RECORDED DATA:
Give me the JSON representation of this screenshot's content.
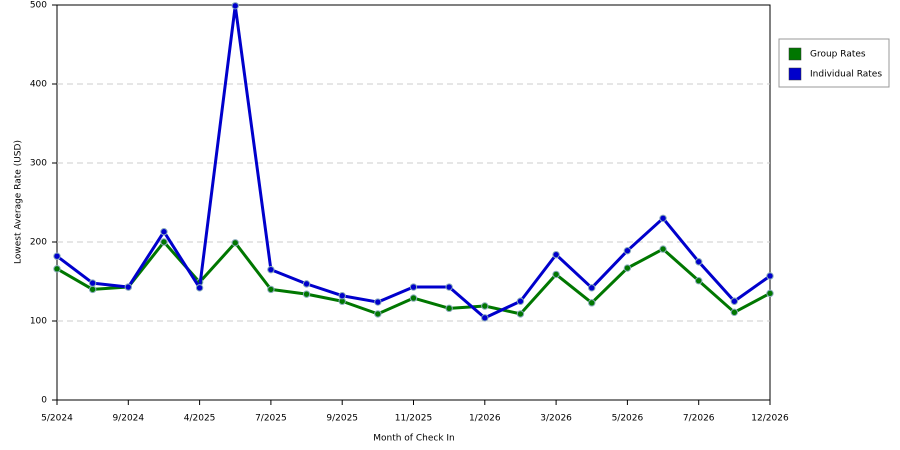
{
  "chart_data": {
    "type": "line",
    "x_label": "Month of Check In",
    "y_label": "Lowest Average Rate (USD)",
    "categories": [
      "5/2024",
      null,
      "9/2024",
      null,
      "4/2025",
      null,
      "7/2025",
      null,
      "9/2025",
      null,
      "11/2025",
      null,
      "1/2026",
      null,
      "3/2026",
      null,
      "5/2026",
      null,
      "7/2026",
      null,
      "12/2026"
    ],
    "series": [
      {
        "name": "Group Rates",
        "color": "#007700",
        "values": [
          166,
          140,
          143,
          200,
          149,
          199,
          140,
          134,
          125,
          109,
          129,
          116,
          119,
          109,
          159,
          123,
          167,
          191,
          151,
          111,
          135
        ]
      },
      {
        "name": "Individual Rates",
        "color": "#0000cc",
        "values": [
          182,
          148,
          143,
          213,
          142,
          499,
          165,
          147,
          132,
          124,
          143,
          143,
          104,
          125,
          184,
          142,
          189,
          230,
          175,
          125,
          157
        ]
      }
    ],
    "ylim": [
      0,
      500
    ],
    "yticks": [
      0,
      100,
      200,
      300,
      400,
      500
    ],
    "grid": true,
    "legend": "right"
  }
}
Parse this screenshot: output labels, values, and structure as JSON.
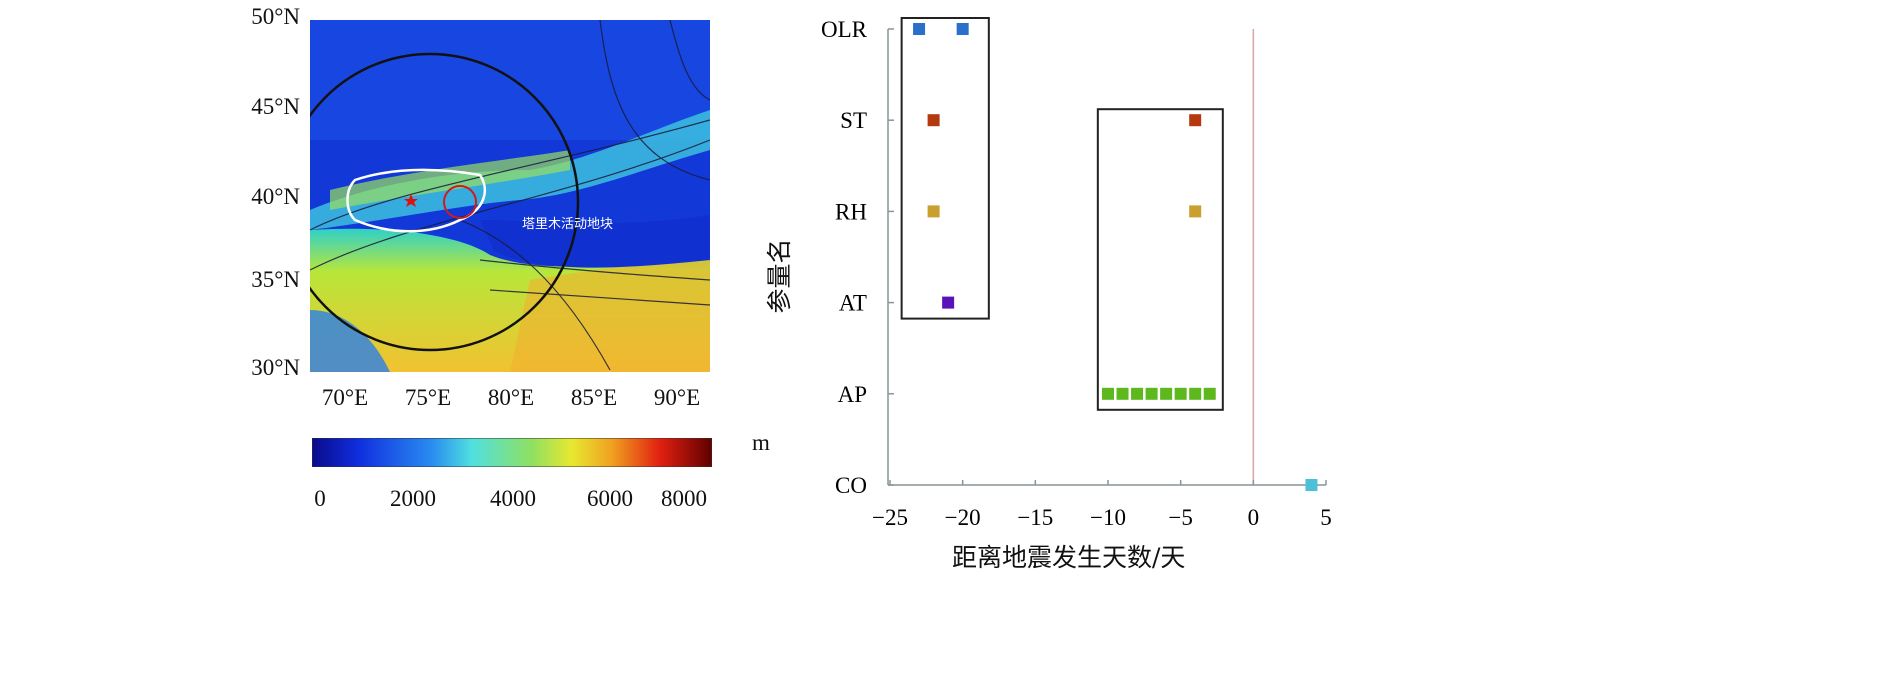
{
  "map": {
    "lat_labels": [
      "50°N",
      "45°N",
      "40°N",
      "35°N",
      "30°N"
    ],
    "lon_labels": [
      "70°E",
      "75°E",
      "80°E",
      "85°E",
      "90°E"
    ],
    "block_label": "塔里木活动地块",
    "colorbar": {
      "unit": "m",
      "ticks": [
        "0",
        "2000",
        "4000",
        "6000",
        "8000"
      ]
    }
  },
  "chart_data": {
    "type": "scatter",
    "xlabel": "距离地震发生天数/天",
    "ylabel": "参量名",
    "xlim": [
      -25,
      5
    ],
    "xticks": [
      "−25",
      "−20",
      "−15",
      "−10",
      "−5",
      "0",
      "5"
    ],
    "xtick_values": [
      -25,
      -20,
      -15,
      -10,
      -5,
      0,
      5
    ],
    "categories": [
      "OLR",
      "ST",
      "RH",
      "AT",
      "AP",
      "CO"
    ],
    "series": [
      {
        "name": "OLR",
        "color": "#2a6fc9",
        "x": [
          -23,
          -20
        ]
      },
      {
        "name": "ST",
        "color": "#b5390f",
        "x": [
          -22,
          -4
        ]
      },
      {
        "name": "RH",
        "color": "#c9a030",
        "x": [
          -22,
          -4
        ]
      },
      {
        "name": "AT",
        "color": "#5a12b8",
        "x": [
          -21
        ]
      },
      {
        "name": "AP",
        "color": "#5cb81c",
        "x": [
          -10,
          -9,
          -8,
          -7,
          -6,
          -5,
          -4,
          -3
        ]
      },
      {
        "name": "CO",
        "color": "#4cc0d8",
        "x": [
          4
        ]
      }
    ],
    "reference_line_x": 0,
    "boxes": [
      {
        "x_range": [
          -24.2,
          -18.2
        ],
        "categories": [
          "OLR",
          "AT"
        ]
      },
      {
        "x_range": [
          -10.7,
          -2.1
        ],
        "categories": [
          "ST",
          "AP"
        ]
      }
    ]
  }
}
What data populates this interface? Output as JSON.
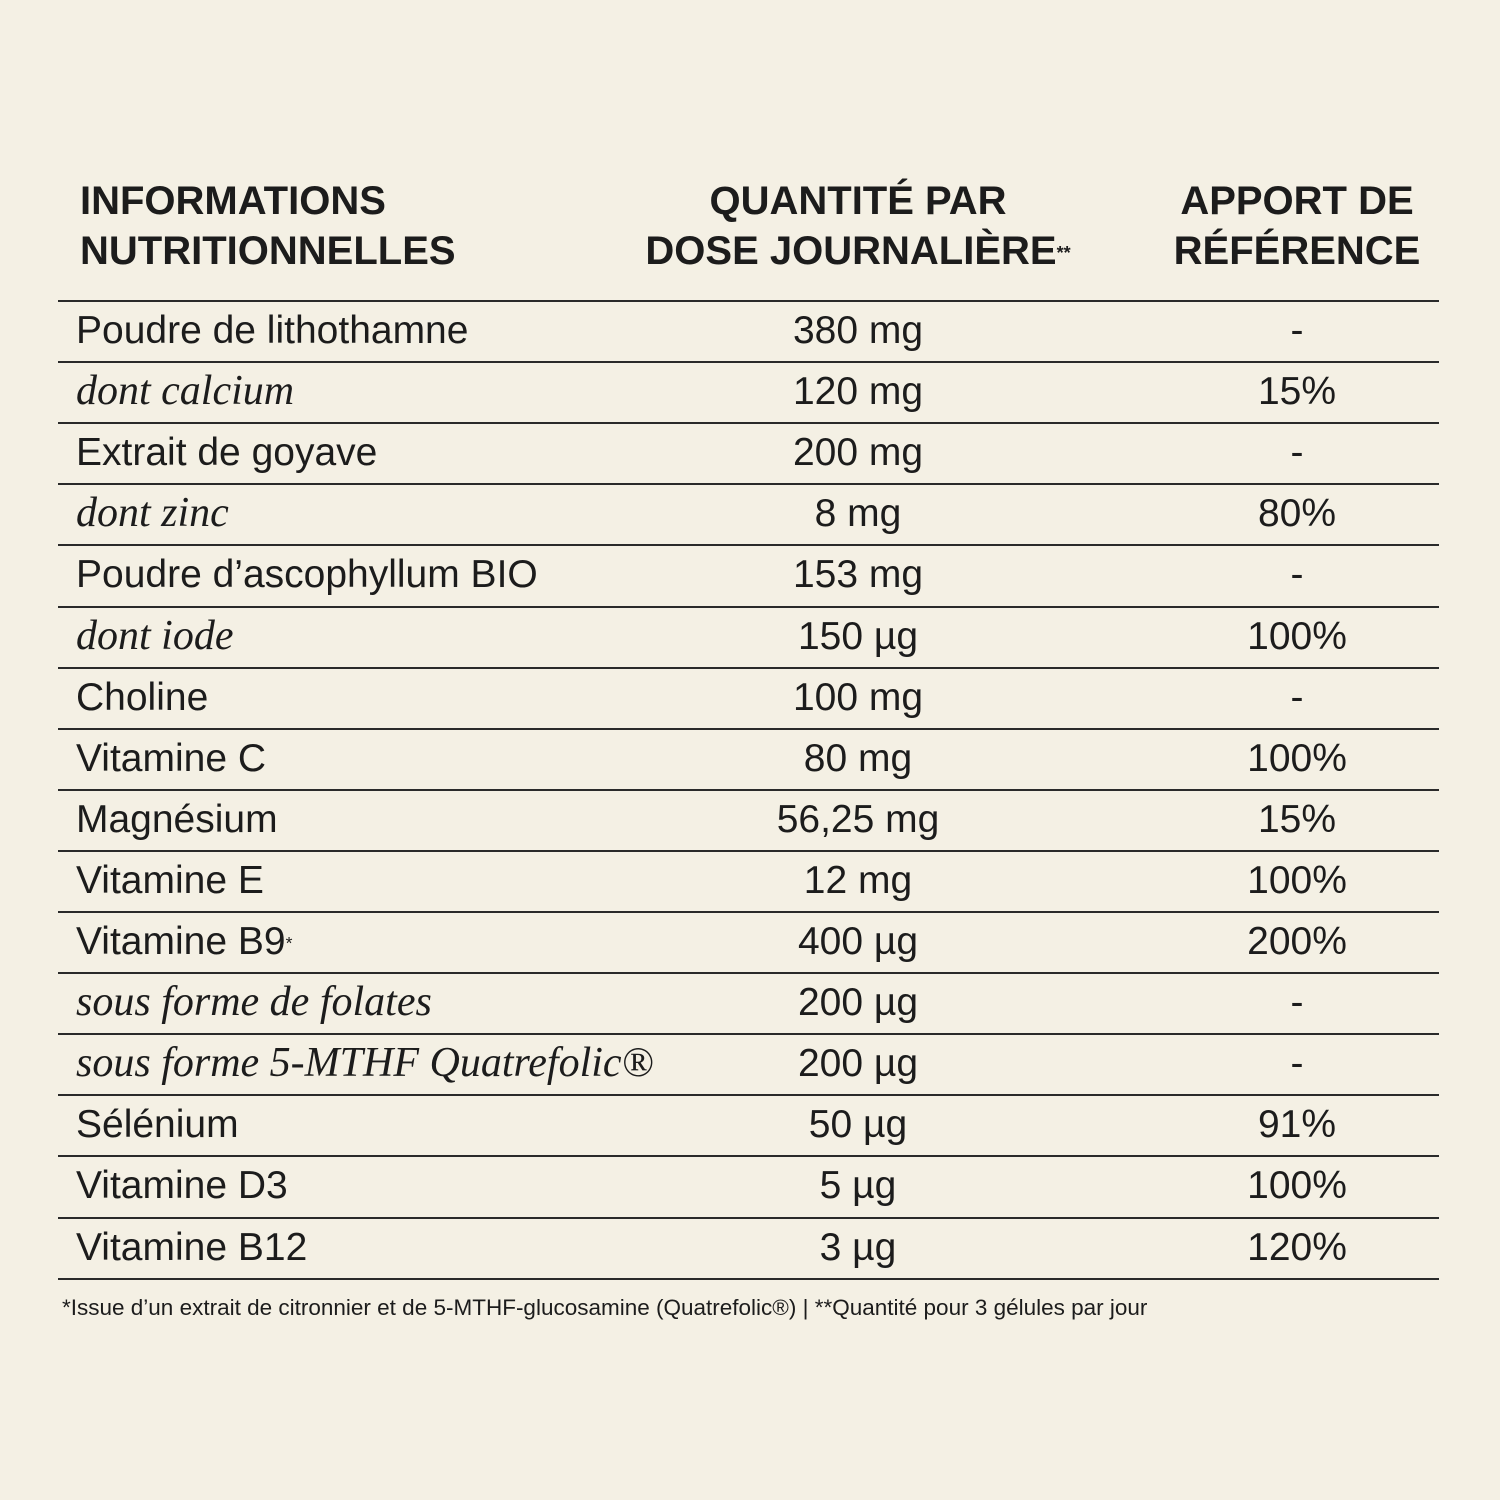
{
  "header": {
    "columns": [
      {
        "lines": [
          "INFORMATIONS",
          "NUTRITIONNELLES"
        ]
      },
      {
        "lines": [
          "QUANTITÉ PAR",
          "DOSE JOURNALIÈRE"
        ],
        "note": "**"
      },
      {
        "lines": [
          "APPORT DE",
          "RÉFÉRENCE"
        ]
      }
    ]
  },
  "table": {
    "rows": [
      {
        "name": "Poudre de lithothamne",
        "quantity": "380 mg",
        "reference": "-"
      },
      {
        "name": "dont calcium",
        "quantity": "120 mg",
        "reference": "15%",
        "italic": true
      },
      {
        "name": "Extrait de goyave",
        "quantity": "200 mg",
        "reference": "-"
      },
      {
        "name": "dont zinc",
        "quantity": "8 mg",
        "reference": "80%",
        "italic": true
      },
      {
        "name": "Poudre d’ascophyllum BIO",
        "quantity": "153 mg",
        "reference": "-"
      },
      {
        "name": "dont iode",
        "quantity": "150 µg",
        "reference": "100%",
        "italic": true
      },
      {
        "name": "Choline",
        "quantity": "100 mg",
        "reference": "-"
      },
      {
        "name": "Vitamine C",
        "quantity": "80 mg",
        "reference": "100%"
      },
      {
        "name": "Magnésium",
        "quantity": "56,25 mg",
        "reference": "15%"
      },
      {
        "name": "Vitamine E",
        "quantity": "12 mg",
        "reference": "100%"
      },
      {
        "name": "Vitamine B9",
        "note": "*",
        "quantity": "400 µg",
        "reference": "200%"
      },
      {
        "name": "sous forme de folates",
        "quantity": "200 µg",
        "reference": "-",
        "italic": true
      },
      {
        "name": "sous forme 5-MTHF Quatrefolic®",
        "quantity": "200 µg",
        "reference": "-",
        "italic": true
      },
      {
        "name": "Sélénium",
        "quantity": "50 µg",
        "reference": "91%"
      },
      {
        "name": "Vitamine D3",
        "quantity": "5 µg",
        "reference": "100%"
      },
      {
        "name": "Vitamine B12",
        "quantity": "3 µg",
        "reference": "120%"
      }
    ]
  },
  "footnote": "*Issue d’un extrait de citronnier et de 5-MTHF-glucosamine (Quatrefolic®) | **Quantité pour 3 gélules par jour"
}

SET PROBLEM:
Copy all lines from the material that contain "MTHF".

ANSWER BELOW:
        "name": "sous forme 5-MTHF Quatrefolic®",
  "footnote": "*Issue d’un extrait de citronnier et de 5-MTHF-glucosamine (Quatrefolic®) | **Quantité pour 3 gélules par jour"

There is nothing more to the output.